# INSTRUCTIONS TO FOLLOW:
Take every line that has the string "hystéro" and copy it out.

Collected data:
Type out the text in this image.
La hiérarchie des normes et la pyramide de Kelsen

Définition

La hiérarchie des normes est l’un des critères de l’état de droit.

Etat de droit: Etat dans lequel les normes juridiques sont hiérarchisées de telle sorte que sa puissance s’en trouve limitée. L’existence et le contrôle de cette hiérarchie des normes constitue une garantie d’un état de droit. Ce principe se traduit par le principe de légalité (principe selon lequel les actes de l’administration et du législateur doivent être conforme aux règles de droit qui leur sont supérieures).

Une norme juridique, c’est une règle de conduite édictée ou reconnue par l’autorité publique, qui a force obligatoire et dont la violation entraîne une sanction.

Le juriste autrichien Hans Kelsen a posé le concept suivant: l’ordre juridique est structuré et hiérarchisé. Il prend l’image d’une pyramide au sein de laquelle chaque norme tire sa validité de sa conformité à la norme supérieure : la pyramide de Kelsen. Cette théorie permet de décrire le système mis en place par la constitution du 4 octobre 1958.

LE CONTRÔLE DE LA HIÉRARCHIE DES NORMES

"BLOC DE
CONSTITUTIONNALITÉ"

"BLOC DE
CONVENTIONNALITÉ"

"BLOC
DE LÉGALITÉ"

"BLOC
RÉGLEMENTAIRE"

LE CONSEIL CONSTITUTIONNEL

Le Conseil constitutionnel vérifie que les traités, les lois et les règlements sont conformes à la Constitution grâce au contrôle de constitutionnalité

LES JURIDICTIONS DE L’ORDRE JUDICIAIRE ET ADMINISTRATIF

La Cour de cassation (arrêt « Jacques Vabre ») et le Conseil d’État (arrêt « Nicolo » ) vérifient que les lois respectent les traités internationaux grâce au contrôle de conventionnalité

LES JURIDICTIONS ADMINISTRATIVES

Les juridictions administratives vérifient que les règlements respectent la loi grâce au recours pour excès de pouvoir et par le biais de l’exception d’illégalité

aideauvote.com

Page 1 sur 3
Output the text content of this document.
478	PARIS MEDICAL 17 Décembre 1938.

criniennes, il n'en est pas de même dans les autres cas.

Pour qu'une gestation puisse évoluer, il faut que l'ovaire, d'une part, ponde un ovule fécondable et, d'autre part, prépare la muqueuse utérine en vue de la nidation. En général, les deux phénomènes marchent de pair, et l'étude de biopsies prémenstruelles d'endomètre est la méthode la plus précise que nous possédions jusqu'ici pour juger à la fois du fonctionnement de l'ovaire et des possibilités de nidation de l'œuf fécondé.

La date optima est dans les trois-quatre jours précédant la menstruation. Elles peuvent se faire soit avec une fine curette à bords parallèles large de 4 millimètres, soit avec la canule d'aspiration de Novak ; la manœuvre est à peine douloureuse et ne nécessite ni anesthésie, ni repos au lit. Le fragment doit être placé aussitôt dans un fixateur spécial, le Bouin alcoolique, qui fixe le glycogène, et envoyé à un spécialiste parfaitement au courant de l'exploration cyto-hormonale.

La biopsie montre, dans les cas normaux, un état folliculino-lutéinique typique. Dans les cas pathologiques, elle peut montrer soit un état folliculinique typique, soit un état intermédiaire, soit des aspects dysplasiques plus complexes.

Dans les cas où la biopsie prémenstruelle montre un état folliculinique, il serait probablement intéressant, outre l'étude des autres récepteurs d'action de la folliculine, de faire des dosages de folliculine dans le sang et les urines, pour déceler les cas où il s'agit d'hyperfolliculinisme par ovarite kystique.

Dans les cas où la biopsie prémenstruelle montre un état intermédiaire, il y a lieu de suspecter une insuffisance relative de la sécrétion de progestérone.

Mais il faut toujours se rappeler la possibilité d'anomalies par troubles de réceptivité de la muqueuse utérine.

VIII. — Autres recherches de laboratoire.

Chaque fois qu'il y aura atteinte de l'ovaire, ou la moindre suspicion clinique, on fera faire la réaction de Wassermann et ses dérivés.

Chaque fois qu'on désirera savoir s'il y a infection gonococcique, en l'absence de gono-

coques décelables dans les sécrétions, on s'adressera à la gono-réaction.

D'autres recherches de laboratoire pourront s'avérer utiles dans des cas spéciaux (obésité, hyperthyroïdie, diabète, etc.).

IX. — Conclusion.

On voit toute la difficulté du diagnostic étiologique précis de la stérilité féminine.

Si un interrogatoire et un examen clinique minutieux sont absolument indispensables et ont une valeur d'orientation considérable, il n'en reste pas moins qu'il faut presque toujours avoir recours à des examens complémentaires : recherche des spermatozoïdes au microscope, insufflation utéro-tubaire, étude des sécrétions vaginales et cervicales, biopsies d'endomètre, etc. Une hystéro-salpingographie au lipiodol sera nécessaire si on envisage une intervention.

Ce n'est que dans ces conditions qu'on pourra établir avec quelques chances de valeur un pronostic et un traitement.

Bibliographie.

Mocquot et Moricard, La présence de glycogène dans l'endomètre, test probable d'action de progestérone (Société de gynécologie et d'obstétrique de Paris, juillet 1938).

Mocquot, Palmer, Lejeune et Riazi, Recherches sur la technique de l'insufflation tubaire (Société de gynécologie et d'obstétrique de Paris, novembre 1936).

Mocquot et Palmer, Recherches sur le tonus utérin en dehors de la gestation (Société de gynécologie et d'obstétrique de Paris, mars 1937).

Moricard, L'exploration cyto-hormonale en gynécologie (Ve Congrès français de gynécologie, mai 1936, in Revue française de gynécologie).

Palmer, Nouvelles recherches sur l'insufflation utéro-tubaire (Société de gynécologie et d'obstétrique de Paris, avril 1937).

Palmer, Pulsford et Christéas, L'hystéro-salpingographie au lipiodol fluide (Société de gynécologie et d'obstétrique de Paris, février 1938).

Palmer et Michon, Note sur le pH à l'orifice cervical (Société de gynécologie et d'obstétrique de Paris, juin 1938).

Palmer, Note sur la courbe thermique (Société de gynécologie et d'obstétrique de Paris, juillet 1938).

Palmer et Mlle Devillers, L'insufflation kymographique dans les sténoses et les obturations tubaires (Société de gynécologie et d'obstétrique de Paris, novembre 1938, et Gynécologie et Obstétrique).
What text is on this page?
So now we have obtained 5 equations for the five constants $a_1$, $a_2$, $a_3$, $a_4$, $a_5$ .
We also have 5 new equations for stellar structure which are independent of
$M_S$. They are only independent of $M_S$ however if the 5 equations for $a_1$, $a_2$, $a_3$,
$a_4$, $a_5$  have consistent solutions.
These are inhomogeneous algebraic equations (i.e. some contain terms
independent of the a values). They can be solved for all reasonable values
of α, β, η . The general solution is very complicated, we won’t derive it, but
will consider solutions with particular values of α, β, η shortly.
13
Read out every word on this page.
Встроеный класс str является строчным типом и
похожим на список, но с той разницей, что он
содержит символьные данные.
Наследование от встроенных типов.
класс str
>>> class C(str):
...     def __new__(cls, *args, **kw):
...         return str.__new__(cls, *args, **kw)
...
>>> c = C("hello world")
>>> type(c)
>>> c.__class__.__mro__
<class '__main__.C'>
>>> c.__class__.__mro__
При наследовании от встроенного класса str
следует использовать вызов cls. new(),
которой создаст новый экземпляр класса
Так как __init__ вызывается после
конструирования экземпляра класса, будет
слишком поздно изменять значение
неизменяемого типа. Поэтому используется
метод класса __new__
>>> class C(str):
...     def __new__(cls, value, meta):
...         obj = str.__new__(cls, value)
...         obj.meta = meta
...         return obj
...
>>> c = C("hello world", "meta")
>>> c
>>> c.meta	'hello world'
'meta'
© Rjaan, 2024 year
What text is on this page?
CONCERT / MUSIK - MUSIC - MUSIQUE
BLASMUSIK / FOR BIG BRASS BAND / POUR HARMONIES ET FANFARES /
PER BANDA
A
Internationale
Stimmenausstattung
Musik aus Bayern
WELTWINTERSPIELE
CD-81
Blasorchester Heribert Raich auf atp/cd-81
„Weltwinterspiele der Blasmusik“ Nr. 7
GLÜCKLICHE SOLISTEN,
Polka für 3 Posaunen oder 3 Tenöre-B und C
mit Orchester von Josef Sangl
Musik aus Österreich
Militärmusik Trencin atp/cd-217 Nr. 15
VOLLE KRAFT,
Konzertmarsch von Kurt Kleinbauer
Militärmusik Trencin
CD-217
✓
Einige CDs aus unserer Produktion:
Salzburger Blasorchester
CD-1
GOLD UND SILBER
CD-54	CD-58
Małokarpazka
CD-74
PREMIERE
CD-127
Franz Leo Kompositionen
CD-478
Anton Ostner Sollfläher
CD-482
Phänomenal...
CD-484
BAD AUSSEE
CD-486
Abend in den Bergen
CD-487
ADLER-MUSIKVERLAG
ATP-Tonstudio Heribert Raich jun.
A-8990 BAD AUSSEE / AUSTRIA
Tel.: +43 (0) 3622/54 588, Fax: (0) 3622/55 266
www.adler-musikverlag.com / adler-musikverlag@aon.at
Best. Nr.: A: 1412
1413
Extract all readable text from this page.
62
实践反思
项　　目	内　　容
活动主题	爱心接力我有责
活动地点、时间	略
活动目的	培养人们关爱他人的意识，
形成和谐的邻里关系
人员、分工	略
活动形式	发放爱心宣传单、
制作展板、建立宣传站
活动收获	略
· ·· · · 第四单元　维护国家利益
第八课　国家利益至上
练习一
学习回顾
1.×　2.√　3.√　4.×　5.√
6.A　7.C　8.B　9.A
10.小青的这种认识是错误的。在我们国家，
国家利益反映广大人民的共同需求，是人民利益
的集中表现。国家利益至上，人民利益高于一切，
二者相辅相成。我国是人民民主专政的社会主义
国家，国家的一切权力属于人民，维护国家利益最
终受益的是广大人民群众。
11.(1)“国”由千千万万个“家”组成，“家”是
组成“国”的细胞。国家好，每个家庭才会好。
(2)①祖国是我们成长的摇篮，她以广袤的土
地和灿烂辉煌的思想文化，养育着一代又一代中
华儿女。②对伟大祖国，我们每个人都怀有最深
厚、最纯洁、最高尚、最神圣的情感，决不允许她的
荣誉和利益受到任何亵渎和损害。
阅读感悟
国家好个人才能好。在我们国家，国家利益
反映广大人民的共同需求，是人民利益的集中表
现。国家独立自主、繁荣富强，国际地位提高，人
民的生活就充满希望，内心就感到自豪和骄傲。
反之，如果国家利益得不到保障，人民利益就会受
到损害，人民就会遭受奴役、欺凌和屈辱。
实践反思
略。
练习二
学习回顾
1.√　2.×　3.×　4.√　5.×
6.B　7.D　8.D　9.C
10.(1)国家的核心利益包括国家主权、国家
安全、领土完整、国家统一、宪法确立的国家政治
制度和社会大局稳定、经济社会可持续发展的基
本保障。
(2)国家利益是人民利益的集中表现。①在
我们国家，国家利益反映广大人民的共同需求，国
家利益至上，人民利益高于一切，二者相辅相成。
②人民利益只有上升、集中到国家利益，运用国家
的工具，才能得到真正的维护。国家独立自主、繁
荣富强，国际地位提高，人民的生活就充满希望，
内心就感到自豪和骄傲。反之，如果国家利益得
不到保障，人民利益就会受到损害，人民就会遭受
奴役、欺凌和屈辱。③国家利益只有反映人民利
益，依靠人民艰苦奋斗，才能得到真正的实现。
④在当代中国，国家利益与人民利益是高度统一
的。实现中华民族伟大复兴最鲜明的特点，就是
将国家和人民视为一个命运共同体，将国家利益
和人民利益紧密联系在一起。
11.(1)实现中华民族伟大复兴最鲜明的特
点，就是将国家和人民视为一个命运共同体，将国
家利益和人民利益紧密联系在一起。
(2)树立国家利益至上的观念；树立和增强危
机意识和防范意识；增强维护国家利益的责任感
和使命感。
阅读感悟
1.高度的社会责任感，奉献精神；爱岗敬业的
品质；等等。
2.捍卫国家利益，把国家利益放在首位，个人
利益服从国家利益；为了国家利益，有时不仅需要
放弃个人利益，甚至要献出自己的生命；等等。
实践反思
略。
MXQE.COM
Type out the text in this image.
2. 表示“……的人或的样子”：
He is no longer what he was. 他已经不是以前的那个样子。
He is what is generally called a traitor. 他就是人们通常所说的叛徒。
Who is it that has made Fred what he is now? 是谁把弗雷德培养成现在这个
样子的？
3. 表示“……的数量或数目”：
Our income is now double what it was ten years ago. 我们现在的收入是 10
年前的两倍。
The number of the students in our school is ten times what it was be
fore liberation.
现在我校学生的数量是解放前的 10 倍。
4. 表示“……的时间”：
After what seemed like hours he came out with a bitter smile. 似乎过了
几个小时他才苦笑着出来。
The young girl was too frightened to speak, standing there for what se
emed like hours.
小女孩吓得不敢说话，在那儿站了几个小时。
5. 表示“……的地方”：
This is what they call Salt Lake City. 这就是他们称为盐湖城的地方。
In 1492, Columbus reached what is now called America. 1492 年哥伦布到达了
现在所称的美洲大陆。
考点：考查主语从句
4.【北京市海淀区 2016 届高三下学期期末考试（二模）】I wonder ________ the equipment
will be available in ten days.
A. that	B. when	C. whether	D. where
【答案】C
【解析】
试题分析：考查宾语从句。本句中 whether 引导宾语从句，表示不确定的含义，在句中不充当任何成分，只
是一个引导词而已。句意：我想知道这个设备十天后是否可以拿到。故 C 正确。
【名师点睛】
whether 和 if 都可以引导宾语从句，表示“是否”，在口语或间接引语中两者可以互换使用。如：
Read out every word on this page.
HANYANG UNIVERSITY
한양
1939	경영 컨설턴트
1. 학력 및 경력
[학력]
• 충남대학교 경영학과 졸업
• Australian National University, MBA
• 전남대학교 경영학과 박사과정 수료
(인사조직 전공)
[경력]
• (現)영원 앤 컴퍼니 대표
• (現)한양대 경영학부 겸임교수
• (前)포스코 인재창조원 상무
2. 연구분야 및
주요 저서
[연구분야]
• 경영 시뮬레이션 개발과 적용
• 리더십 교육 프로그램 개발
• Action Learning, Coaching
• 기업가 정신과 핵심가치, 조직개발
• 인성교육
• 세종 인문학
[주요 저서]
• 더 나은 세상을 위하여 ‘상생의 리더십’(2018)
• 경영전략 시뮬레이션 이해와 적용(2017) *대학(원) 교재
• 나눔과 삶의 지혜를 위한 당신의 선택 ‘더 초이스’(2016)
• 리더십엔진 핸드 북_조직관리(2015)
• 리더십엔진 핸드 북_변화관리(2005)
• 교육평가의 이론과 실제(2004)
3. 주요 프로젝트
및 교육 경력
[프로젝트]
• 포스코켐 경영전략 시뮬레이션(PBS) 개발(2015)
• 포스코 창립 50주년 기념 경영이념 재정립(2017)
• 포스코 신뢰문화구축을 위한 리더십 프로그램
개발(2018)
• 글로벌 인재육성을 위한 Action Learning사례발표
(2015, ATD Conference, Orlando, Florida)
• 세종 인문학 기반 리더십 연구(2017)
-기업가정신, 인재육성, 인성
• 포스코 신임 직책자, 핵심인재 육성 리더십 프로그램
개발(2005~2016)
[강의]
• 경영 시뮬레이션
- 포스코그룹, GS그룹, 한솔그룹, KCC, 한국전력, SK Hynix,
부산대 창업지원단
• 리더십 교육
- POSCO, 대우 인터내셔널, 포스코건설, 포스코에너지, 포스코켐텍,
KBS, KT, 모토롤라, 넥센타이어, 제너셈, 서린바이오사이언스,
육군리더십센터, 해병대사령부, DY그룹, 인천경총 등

# FINAL ANSWER:
Si un interrogatoire et un examen clinique minutieux sont absolument indispensables et ont une valeur d'orientation considérable, il n'en reste pas moins qu'il faut presque toujours avoir recours à des examens complémentaires : recherche des spermatozoïdes au microscope, insufflation utéro-tubaire, étude des sécrétions vaginales et cervicales, biopsies d'endomètre, etc. Une hystéro-salpingographie au lipiodol sera nécessaire si on envisage une intervention.
Palmer, Pulsford et Christéas, L'hystéro-salpingographie au lipiodol fluide (Société de gynécologie et d'obstétrique de Paris, février 1938).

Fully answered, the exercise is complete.